> Recorded data

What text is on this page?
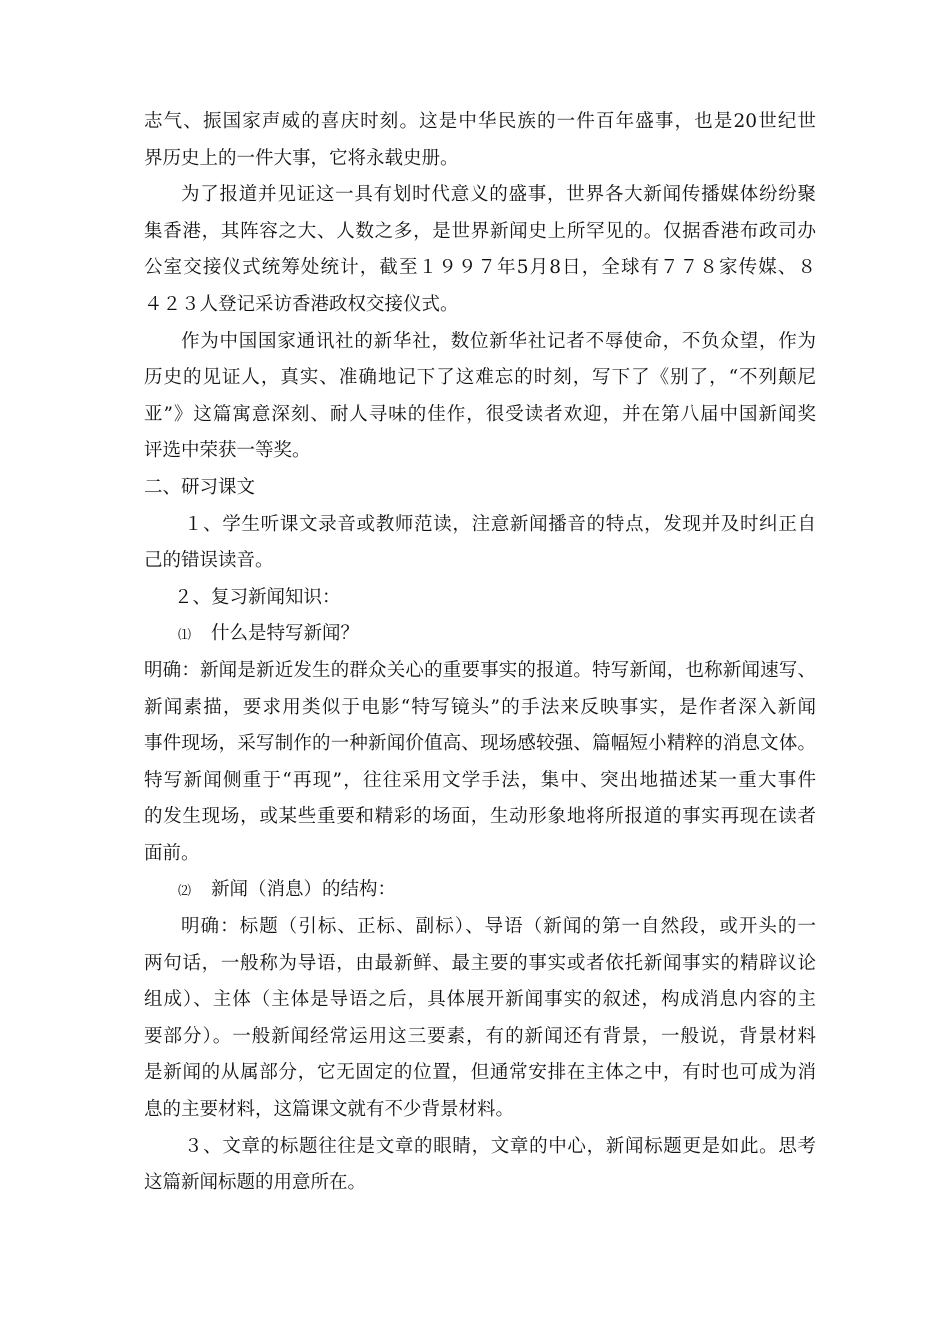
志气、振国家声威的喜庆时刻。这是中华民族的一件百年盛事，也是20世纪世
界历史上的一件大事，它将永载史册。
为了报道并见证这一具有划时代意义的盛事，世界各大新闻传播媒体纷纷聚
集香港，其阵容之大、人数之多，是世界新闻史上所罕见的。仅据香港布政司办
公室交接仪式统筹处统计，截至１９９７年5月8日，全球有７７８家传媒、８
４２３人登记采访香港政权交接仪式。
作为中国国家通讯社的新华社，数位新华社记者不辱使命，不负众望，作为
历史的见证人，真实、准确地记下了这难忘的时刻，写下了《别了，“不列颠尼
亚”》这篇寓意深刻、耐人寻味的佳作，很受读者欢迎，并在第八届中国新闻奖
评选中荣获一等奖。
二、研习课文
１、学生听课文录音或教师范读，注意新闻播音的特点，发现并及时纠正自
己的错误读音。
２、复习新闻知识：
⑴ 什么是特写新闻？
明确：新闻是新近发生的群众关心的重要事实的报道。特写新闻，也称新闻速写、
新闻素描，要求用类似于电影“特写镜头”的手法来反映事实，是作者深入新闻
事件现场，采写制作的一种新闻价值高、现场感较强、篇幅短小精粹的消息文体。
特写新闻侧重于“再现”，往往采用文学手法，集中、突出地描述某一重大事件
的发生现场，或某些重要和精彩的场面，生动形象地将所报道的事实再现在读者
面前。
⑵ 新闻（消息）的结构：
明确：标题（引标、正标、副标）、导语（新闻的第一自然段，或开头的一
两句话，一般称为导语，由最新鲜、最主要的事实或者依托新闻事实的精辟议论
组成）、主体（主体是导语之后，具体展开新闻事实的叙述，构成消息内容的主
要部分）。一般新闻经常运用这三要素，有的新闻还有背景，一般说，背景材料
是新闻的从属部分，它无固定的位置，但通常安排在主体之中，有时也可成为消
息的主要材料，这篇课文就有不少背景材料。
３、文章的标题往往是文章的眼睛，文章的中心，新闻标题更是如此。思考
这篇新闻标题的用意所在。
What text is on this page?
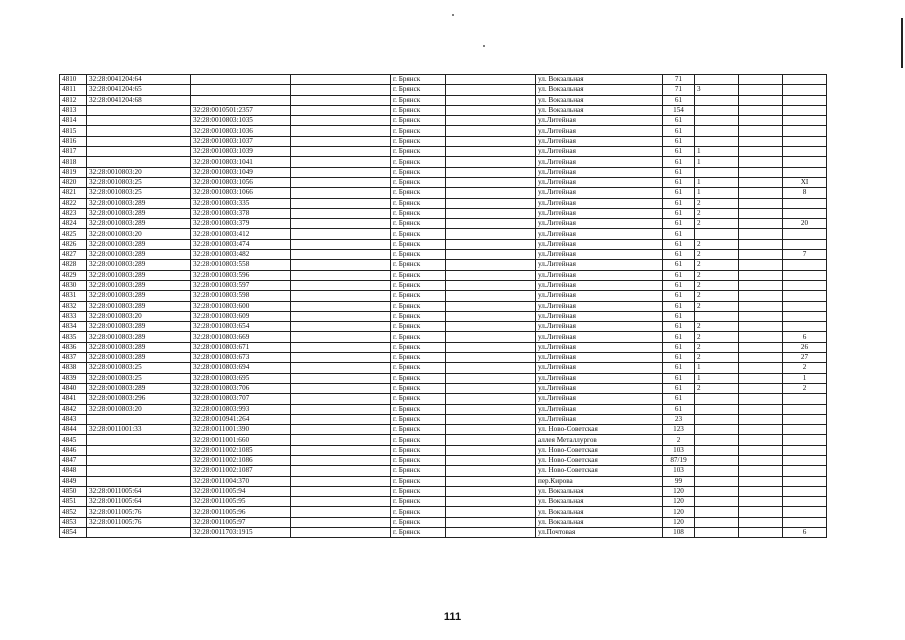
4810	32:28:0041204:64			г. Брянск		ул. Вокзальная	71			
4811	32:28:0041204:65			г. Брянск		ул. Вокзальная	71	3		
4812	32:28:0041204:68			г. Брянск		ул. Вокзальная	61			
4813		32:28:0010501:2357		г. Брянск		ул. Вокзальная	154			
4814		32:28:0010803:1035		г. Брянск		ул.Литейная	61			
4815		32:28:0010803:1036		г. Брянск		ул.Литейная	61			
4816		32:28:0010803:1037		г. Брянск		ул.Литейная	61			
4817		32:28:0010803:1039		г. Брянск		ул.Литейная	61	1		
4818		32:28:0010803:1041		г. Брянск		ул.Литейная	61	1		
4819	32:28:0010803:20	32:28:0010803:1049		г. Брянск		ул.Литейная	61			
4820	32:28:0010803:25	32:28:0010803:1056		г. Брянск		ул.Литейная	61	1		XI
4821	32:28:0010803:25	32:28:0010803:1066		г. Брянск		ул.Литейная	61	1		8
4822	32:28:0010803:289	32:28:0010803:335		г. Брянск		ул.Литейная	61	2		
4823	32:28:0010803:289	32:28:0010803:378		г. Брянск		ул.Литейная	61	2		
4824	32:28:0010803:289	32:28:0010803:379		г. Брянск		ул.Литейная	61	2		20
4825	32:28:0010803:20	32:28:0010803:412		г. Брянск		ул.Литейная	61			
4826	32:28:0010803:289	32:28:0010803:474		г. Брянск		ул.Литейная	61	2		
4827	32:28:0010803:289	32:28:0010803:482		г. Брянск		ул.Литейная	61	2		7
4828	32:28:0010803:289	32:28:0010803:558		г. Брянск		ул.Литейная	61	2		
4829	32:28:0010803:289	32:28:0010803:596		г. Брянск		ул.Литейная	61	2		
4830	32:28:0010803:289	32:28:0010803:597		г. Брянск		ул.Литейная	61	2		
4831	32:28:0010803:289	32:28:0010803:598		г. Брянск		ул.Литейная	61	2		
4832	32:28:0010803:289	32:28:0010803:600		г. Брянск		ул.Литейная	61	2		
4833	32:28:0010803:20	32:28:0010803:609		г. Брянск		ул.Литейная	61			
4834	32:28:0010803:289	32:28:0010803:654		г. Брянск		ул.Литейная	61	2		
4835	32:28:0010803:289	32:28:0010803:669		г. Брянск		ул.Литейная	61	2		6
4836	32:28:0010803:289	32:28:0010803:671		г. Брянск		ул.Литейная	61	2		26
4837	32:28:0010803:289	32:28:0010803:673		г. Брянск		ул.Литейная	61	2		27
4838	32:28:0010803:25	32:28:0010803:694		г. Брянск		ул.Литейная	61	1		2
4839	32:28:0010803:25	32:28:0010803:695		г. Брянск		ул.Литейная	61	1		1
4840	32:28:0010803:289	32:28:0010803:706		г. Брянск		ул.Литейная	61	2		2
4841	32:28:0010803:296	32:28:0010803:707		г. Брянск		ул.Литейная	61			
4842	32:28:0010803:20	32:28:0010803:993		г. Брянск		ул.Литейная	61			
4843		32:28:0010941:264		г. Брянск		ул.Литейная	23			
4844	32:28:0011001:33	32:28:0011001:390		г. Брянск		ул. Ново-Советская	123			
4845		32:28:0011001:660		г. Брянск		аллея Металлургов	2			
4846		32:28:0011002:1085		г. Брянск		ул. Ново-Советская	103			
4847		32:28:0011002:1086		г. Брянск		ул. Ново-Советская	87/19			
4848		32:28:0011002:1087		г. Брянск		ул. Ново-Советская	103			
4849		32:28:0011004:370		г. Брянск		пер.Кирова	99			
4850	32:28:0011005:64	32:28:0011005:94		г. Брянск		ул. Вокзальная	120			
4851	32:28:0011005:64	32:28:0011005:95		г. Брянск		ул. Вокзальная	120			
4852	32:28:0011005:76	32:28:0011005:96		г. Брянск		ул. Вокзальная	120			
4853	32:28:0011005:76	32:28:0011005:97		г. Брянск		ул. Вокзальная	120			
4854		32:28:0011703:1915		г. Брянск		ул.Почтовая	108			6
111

> Short task
Isolate the lines above that contain the word "Вокзальная" and copy them.

> Finished exercise
4810	32:28:0041204:64			г. Брянск		ул. Вокзальная	71			
4811	32:28:0041204:65			г. Брянск		ул. Вокзальная	71	3		
4812	32:28:0041204:68			г. Брянск		ул. Вокзальная	61			
4813		32:28:0010501:2357		г. Брянск		ул. Вокзальная	154			
4850	32:28:0011005:64	32:28:0011005:94		г. Брянск		ул. Вокзальная	120			
4851	32:28:0011005:64	32:28:0011005:95		г. Брянск		ул. Вокзальная	120			
4852	32:28:0011005:76	32:28:0011005:96		г. Брянск		ул. Вокзальная	120			
4853	32:28:0011005:76	32:28:0011005:97		г. Брянск		ул. Вокзальная	120			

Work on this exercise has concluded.